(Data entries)
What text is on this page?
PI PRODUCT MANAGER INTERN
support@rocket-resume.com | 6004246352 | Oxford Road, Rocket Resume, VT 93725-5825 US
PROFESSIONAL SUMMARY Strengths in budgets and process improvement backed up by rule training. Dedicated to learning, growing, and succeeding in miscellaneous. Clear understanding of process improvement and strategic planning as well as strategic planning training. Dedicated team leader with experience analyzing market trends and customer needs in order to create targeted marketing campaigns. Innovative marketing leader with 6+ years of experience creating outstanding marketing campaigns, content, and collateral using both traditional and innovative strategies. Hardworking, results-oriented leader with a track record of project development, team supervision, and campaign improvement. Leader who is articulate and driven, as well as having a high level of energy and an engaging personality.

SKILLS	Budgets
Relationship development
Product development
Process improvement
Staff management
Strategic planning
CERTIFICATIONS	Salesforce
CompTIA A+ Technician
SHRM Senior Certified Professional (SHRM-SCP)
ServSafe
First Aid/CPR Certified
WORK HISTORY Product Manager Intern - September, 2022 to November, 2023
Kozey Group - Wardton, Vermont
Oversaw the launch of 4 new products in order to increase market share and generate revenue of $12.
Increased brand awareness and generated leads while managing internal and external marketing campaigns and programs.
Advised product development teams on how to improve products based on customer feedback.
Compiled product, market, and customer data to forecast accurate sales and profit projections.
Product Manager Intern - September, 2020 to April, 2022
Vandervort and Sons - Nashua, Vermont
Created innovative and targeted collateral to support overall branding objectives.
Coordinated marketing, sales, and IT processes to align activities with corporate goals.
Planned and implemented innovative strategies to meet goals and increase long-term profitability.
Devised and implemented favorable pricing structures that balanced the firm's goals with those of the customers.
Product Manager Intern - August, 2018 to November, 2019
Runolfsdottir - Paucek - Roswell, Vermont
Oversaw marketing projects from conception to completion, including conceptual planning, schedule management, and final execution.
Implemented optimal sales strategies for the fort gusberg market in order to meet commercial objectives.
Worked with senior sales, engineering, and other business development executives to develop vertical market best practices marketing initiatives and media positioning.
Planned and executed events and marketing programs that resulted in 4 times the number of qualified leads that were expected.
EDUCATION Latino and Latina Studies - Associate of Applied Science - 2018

▶ _Required task_: Report how many lines of the records above contain the word "leads", and give only that number.

▶ _Task answer_: 2